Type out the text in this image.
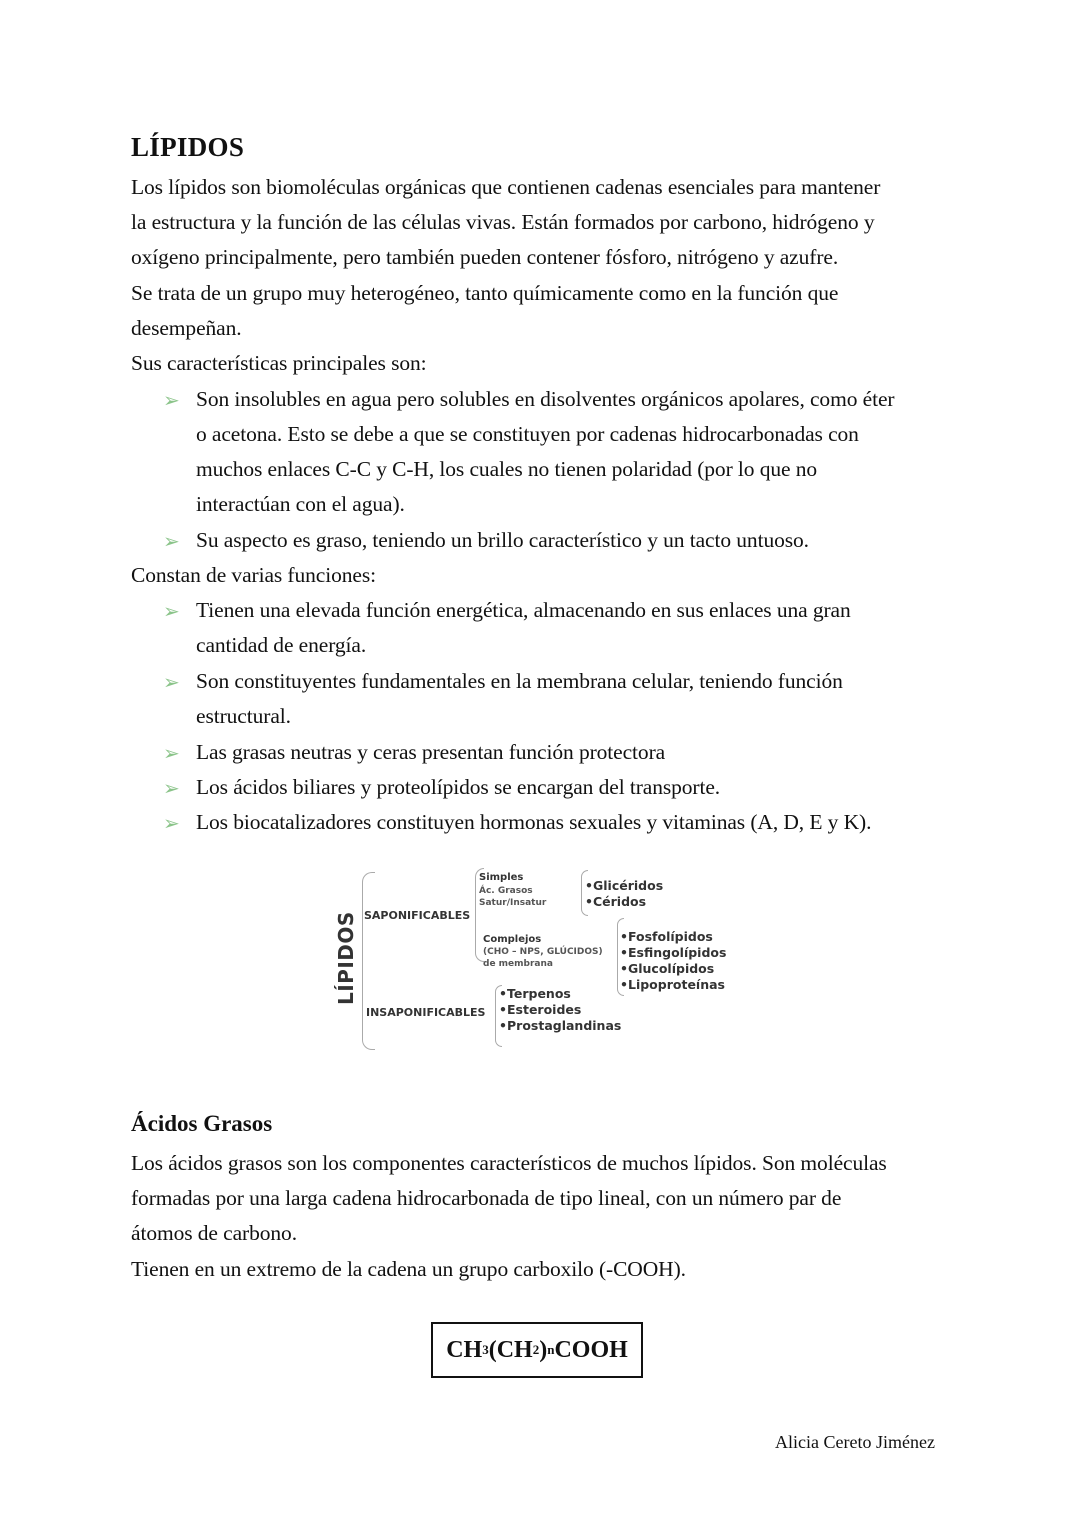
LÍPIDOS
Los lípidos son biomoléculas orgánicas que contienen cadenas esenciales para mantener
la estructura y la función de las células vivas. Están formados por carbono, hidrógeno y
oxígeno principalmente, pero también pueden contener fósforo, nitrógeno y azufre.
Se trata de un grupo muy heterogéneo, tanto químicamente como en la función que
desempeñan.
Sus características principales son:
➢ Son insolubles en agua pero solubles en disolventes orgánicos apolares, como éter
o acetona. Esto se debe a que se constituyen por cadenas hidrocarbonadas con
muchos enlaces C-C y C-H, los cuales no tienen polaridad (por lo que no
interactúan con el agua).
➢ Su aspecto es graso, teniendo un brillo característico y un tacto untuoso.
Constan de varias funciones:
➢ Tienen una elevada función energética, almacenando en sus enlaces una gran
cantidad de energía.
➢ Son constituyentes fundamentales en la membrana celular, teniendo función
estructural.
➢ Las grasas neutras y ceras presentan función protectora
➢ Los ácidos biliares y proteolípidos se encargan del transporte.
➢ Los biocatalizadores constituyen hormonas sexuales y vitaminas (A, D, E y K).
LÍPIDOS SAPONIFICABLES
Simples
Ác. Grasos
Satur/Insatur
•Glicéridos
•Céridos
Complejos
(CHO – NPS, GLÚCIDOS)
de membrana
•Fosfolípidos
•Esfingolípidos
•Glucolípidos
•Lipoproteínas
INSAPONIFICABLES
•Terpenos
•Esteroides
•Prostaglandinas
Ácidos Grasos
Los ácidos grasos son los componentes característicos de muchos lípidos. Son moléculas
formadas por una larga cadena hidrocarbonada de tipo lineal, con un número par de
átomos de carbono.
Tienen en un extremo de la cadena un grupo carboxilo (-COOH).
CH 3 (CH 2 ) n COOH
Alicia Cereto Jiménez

______________________________

Copy each line above precisely, dropping the pictures.

Type out the text in this image.
LÍPIDOS
Los lípidos son biomoléculas orgánicas que contienen cadenas esenciales para mantener
la estructura y la función de las células vivas. Están formados por carbono, hidrógeno y
oxígeno principalmente, pero también pueden contener fósforo, nitrógeno y azufre.
Se trata de un grupo muy heterogéneo, tanto químicamente como en la función que
desempeñan.
Sus características principales son:
➢ Son insolubles en agua pero solubles en disolventes orgánicos apolares, como éter
o acetona. Esto se debe a que se constituyen por cadenas hidrocarbonadas con
muchos enlaces C-C y C-H, los cuales no tienen polaridad (por lo que no
interactúan con el agua).
➢ Su aspecto es graso, teniendo un brillo característico y un tacto untuoso.
Constan de varias funciones:
➢ Tienen una elevada función energética, almacenando en sus enlaces una gran
cantidad de energía.
➢ Son constituyentes fundamentales en la membrana celular, teniendo función
estructural.
➢ Las grasas neutras y ceras presentan función protectora
➢ Los ácidos biliares y proteolípidos se encargan del transporte.
➢ Los biocatalizadores constituyen hormonas sexuales y vitaminas (A, D, E y K).
LÍPIDOS SAPONIFICABLES
Simples
Ác. Grasos
Satur/Insatur
•Glicéridos
•Céridos
Complejos
(CHO – NPS, GLÚCIDOS)
de membrana
•Fosfolípidos
•Esfingolípidos
•Glucolípidos
•Lipoproteínas
INSAPONIFICABLES
•Terpenos
•Esteroides
•Prostaglandinas
Ácidos Grasos
Los ácidos grasos son los componentes característicos de muchos lípidos. Son moléculas
formadas por una larga cadena hidrocarbonada de tipo lineal, con un número par de
átomos de carbono.
Tienen en un extremo de la cadena un grupo carboxilo (-COOH).
CH 3 (CH 2 ) n COOH
Alicia Cereto Jiménez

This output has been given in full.